— Work to do —
Find the lines holding "phục" and copy them.

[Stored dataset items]
◇ ◇ ◇

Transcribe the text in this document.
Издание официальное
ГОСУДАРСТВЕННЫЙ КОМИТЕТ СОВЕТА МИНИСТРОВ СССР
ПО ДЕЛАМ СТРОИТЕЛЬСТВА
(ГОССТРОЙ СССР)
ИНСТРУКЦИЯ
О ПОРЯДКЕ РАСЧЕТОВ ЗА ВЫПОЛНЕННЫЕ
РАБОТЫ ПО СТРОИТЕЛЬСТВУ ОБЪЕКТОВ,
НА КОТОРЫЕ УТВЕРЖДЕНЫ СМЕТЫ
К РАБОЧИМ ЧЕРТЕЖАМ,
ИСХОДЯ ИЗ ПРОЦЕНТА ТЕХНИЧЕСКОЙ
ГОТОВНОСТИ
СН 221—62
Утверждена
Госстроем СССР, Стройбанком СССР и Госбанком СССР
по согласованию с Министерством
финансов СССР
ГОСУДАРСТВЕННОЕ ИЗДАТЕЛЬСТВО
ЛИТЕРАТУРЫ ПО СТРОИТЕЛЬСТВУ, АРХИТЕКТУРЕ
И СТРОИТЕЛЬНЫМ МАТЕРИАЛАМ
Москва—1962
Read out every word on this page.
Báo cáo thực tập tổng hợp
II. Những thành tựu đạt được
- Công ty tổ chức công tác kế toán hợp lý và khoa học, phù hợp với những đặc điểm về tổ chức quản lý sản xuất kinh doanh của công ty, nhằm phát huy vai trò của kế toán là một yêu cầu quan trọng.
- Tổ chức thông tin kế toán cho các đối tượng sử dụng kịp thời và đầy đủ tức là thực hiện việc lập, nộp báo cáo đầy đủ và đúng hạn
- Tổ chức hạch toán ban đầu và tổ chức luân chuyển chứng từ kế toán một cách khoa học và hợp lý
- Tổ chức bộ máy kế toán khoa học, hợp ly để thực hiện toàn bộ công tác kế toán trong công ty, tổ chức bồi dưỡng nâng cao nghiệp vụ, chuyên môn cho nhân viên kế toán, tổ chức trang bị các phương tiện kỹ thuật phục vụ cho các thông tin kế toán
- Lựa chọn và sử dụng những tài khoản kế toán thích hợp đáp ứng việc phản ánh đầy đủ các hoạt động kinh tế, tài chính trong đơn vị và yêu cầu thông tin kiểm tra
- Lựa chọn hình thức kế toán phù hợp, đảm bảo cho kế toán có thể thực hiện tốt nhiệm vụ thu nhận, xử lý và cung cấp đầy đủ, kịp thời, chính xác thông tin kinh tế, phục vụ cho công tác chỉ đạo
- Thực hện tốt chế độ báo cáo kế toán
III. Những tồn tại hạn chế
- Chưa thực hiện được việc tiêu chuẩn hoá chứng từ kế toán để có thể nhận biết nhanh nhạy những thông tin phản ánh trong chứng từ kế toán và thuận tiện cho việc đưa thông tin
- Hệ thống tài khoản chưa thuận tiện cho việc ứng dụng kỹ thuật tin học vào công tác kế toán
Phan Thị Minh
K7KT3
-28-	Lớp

◇ ◇ ◇

— Completed exercise —
- Tổ chức bộ máy kế toán khoa học, hợp ly để thực hiện toàn bộ công tác kế toán trong công ty, tổ chức bồi dưỡng nâng cao nghiệp vụ, chuyên môn cho nhân viên kế toán, tổ chức trang bị các phương tiện kỹ thuật phục vụ cho các thông tin kế toán
- Lựa chọn hình thức kế toán phù hợp, đảm bảo cho kế toán có thể thực hiện tốt nhiệm vụ thu nhận, xử lý và cung cấp đầy đủ, kịp thời, chính xác thông tin kinh tế, phục vụ cho công tác chỉ đạo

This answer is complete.